[Start Available data]

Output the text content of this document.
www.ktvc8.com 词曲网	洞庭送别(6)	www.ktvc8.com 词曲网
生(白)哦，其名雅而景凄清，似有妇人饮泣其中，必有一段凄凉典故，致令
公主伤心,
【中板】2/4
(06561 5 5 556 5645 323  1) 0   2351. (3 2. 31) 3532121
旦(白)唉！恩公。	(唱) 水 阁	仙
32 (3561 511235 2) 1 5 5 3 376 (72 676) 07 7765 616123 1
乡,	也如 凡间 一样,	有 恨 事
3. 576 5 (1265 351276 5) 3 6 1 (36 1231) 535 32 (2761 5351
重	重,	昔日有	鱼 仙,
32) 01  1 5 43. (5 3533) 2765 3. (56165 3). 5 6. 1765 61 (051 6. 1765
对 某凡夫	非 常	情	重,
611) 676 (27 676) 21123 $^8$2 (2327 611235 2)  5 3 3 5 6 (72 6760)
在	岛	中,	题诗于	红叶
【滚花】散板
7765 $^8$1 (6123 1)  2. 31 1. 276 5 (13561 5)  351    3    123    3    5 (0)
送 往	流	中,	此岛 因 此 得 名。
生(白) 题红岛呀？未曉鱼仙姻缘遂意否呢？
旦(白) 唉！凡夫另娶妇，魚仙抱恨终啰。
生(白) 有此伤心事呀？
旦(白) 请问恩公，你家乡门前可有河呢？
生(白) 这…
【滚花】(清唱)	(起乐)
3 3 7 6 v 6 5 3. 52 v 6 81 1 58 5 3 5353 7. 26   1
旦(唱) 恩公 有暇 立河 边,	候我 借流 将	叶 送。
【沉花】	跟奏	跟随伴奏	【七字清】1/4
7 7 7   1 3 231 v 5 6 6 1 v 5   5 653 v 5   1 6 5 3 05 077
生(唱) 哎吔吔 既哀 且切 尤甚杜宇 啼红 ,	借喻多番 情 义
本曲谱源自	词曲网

[End Available data]

Your objective: Take the lines above and retype all of them exactly.

Complete response:
Output the text content of this document.
www.ktvc8.com 词曲网	洞庭送别(6)	www.ktvc8.com 词曲网
生(白)哦，其名雅而景凄清，似有妇人饮泣其中，必有一段凄凉典故，致令
公主伤心,
【中板】2/4
(06561 5 5 556 5645 323  1) 0   2351. (3 2. 31) 3532121
旦(白)唉！恩公。	(唱) 水 阁	仙
32 (3561 511235 2) 1 5 5 3 376 (72 676) 07 7765 616123 1
乡,	也如 凡间 一样,	有 恨 事
3. 576 5 (1265 351276 5) 3 6 1 (36 1231) 535 32 (2761 5351
重	重,	昔日有	鱼 仙,
32) 01  1 5 43. (5 3533) 2765 3. (56165 3). 5 6. 1765 61 (051 6. 1765
对 某凡夫	非 常	情	重,
611) 676 (27 676) 21123 $^8$2 (2327 611235 2)  5 3 3 5 6 (72 6760)
在	岛	中,	题诗于	红叶
【滚花】散板
7765 $^8$1 (6123 1)  2. 31 1. 276 5 (13561 5)  351    3    123    3    5 (0)
送 往	流	中,	此岛 因 此 得 名。
生(白) 题红岛呀？未曉鱼仙姻缘遂意否呢？
旦(白) 唉！凡夫另娶妇，魚仙抱恨终啰。
生(白) 有此伤心事呀？
旦(白) 请问恩公，你家乡门前可有河呢？
生(白) 这…
【滚花】(清唱)	(起乐)
3 3 7 6 v 6 5 3. 52 v 6 81 1 58 5 3 5353 7. 26   1
旦(唱) 恩公 有暇 立河 边,	候我 借流 将	叶 送。
【沉花】	跟奏	跟随伴奏	【七字清】1/4
7 7 7   1 3 231 v 5 6 6 1 v 5   5 653 v 5   1 6 5 3 05 077
生(唱) 哎吔吔 既哀 且切 尤甚杜宇 啼红 ,	借喻多番 情 义
本曲谱源自	词曲网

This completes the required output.